*OBJECTIVE:*
Report, as a bare number, how many lines of the material below contain the word "Drupal".

** start DATA TO USE **

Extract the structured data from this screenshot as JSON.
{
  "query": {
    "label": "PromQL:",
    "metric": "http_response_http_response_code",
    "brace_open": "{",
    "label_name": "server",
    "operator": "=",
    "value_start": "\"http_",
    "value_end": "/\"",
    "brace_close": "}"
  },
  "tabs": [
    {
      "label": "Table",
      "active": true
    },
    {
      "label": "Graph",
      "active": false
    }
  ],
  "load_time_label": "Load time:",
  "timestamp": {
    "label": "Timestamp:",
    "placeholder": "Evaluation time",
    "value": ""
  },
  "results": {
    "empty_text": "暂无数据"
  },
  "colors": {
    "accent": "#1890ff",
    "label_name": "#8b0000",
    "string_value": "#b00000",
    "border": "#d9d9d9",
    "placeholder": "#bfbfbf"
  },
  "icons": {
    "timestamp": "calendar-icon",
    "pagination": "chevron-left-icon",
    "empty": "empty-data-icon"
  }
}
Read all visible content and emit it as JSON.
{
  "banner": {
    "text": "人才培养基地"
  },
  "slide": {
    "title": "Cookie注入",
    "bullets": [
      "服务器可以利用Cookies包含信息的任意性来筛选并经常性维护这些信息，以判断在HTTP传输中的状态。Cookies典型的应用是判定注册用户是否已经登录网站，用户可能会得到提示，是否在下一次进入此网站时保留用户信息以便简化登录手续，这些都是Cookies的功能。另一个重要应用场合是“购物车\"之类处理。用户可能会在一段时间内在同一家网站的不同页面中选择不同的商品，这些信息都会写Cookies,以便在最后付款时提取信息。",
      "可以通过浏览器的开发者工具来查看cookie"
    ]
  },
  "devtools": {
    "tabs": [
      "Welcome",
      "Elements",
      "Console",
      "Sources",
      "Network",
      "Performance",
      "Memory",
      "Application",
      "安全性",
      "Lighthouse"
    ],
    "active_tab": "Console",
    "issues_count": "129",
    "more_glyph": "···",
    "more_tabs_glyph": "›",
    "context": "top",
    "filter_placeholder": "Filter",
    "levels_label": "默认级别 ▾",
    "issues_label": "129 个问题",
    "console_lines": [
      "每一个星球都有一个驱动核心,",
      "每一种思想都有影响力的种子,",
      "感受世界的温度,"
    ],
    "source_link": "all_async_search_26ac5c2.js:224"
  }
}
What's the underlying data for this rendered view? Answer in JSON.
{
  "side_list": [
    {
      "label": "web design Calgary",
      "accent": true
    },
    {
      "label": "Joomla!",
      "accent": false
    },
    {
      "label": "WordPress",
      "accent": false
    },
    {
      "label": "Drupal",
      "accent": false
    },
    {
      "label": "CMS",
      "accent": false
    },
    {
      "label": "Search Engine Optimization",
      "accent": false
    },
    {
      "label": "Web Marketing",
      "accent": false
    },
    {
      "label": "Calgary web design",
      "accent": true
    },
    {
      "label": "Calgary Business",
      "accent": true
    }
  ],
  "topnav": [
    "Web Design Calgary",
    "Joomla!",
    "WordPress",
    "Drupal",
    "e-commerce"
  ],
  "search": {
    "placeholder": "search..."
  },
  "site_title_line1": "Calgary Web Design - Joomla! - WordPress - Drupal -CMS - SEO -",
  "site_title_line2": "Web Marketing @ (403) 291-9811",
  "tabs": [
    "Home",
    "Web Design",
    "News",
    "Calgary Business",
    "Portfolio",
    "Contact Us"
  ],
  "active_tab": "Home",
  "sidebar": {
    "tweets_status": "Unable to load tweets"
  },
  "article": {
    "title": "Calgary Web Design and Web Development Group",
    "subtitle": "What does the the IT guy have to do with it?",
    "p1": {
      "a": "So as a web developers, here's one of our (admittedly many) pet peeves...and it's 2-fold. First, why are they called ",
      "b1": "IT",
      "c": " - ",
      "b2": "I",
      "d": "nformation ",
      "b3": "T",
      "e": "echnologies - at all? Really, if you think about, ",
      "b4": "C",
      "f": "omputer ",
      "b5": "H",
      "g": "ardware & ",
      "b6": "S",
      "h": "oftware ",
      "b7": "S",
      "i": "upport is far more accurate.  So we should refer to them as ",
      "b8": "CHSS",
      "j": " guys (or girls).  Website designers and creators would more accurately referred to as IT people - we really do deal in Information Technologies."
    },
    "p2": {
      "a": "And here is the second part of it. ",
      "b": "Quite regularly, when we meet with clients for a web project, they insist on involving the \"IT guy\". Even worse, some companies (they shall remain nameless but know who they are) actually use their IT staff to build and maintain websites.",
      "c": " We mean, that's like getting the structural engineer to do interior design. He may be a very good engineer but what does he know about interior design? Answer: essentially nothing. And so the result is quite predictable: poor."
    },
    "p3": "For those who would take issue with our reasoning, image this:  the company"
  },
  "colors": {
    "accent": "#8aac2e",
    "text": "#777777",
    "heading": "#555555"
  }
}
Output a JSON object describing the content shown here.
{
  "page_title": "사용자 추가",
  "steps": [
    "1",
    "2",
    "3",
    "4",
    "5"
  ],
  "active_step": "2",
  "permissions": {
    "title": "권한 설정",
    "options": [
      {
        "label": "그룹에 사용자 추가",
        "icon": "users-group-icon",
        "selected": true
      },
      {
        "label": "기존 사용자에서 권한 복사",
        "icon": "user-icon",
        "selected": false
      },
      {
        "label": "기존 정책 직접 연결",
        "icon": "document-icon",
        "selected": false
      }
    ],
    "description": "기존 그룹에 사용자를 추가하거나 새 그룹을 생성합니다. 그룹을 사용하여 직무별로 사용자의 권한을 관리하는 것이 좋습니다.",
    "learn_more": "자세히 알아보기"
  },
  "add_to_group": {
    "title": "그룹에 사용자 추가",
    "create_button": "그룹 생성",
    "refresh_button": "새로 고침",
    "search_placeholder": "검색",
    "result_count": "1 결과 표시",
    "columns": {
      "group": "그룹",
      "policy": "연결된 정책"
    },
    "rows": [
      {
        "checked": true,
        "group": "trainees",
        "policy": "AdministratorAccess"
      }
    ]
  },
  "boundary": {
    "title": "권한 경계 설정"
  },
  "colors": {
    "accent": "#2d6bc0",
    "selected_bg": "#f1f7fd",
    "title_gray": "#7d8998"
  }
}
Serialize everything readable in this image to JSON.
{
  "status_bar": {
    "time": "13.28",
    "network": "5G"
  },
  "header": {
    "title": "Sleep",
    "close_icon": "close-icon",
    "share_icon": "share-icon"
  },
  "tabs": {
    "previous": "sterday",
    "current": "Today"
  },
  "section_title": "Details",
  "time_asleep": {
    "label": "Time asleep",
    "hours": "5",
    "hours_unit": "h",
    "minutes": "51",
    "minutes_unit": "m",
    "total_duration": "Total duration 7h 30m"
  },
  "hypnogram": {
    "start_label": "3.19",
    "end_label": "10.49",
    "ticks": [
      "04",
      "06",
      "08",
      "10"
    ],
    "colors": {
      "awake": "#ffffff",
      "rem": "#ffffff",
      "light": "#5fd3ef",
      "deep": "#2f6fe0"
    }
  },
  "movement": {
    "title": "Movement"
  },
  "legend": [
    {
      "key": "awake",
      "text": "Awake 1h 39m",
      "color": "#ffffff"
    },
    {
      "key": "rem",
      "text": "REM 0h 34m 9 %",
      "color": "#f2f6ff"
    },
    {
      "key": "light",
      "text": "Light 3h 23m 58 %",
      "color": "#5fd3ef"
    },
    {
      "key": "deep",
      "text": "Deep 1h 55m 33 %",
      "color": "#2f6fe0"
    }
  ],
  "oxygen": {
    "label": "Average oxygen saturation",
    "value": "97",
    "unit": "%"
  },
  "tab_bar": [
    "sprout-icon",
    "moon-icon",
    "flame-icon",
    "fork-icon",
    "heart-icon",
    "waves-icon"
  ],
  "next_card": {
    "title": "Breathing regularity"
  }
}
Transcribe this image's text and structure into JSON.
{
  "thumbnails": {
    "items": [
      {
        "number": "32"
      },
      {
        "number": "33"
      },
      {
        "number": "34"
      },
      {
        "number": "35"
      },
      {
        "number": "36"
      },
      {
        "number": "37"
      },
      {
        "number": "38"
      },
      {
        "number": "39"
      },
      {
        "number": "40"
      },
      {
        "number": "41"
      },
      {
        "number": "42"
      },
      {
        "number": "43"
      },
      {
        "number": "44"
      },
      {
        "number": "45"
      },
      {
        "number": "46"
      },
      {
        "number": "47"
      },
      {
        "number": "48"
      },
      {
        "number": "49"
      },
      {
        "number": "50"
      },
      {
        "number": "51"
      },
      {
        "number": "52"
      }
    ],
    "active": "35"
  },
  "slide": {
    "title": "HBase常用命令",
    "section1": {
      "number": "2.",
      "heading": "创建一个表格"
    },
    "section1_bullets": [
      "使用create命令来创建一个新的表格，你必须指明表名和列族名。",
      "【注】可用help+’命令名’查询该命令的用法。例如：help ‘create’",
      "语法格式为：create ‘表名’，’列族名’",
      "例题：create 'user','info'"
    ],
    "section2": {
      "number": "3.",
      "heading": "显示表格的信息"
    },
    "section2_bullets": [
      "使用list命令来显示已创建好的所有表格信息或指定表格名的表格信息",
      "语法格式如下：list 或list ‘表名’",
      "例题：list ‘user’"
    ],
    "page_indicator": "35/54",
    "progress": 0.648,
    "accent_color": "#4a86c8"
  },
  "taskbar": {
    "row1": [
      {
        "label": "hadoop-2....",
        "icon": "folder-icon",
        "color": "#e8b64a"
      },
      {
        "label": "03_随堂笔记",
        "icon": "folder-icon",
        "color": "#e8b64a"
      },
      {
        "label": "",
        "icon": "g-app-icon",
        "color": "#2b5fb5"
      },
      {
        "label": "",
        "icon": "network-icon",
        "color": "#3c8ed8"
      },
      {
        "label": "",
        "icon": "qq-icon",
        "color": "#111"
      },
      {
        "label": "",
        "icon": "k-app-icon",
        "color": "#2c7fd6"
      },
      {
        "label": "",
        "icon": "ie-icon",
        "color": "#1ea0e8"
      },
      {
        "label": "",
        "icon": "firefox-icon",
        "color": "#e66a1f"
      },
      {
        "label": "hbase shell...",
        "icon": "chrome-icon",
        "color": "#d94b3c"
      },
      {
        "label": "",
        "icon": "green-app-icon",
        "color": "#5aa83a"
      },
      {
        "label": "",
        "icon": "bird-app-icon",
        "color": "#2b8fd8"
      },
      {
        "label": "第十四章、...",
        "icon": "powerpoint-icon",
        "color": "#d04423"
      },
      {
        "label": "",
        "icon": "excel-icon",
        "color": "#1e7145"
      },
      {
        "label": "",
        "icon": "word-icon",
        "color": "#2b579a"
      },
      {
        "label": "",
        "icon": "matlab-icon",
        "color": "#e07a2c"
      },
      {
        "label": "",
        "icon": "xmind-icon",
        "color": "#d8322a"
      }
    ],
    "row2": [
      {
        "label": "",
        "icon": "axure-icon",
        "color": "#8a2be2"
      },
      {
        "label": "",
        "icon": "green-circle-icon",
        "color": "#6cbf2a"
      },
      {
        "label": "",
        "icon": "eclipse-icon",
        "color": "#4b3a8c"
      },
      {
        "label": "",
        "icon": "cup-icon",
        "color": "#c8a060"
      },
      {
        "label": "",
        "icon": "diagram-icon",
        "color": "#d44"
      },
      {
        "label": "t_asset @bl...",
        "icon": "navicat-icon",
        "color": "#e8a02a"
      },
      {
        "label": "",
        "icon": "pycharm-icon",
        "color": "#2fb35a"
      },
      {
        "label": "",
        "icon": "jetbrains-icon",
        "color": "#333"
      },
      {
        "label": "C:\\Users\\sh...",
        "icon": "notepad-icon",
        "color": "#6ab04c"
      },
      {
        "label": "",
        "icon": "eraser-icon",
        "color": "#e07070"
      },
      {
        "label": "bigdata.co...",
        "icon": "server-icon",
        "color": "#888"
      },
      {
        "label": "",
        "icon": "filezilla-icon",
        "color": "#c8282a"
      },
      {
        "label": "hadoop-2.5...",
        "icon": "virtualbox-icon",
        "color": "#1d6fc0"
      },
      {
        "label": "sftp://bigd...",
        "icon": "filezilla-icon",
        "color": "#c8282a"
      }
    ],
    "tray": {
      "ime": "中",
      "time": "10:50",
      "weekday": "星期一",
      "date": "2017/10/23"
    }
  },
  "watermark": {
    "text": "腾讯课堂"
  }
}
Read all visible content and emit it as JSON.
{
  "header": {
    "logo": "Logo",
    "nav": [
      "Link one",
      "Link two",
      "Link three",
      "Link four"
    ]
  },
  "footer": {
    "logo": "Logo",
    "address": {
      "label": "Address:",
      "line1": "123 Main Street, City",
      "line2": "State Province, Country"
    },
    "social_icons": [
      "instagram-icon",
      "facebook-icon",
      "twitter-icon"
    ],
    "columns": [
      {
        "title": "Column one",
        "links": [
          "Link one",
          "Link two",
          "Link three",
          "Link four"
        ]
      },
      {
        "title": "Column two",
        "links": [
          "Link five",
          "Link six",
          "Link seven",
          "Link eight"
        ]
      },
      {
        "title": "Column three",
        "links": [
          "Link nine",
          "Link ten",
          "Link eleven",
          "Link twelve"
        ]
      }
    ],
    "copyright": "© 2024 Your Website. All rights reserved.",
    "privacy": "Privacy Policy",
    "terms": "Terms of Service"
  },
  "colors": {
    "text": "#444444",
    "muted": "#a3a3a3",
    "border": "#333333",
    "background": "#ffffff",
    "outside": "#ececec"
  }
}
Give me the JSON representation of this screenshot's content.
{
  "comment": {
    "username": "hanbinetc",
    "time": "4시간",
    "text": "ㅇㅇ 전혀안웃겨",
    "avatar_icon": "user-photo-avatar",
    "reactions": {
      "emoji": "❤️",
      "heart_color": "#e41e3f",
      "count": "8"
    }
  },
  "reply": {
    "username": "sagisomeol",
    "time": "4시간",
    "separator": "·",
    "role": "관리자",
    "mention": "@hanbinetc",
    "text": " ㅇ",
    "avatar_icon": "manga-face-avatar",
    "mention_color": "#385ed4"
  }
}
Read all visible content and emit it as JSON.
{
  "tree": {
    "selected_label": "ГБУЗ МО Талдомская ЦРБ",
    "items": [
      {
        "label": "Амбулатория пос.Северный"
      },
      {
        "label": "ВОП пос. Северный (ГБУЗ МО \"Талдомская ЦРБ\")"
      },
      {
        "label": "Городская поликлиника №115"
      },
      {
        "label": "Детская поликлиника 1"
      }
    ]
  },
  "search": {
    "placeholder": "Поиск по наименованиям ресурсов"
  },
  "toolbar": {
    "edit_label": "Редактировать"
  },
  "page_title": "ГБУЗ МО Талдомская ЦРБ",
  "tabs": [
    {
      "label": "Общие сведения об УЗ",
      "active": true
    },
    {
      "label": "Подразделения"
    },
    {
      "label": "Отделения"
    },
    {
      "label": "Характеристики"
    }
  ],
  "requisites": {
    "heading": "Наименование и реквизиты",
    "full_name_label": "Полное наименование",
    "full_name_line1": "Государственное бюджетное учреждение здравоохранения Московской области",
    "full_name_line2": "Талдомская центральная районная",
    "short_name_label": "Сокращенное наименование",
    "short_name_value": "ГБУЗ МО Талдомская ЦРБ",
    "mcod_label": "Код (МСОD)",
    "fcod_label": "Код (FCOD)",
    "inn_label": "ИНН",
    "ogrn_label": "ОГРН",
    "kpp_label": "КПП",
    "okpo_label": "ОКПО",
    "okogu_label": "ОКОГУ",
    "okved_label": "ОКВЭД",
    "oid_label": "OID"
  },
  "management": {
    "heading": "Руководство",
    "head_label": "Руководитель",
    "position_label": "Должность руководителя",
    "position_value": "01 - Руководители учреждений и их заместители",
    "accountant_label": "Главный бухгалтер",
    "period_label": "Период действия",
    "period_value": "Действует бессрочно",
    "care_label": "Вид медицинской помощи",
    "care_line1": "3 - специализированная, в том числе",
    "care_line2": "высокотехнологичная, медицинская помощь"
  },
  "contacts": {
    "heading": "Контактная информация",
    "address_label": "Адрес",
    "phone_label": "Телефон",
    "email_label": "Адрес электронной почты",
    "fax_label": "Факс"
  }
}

** end DATA TO USE **

*TASK SOLUTION:*
3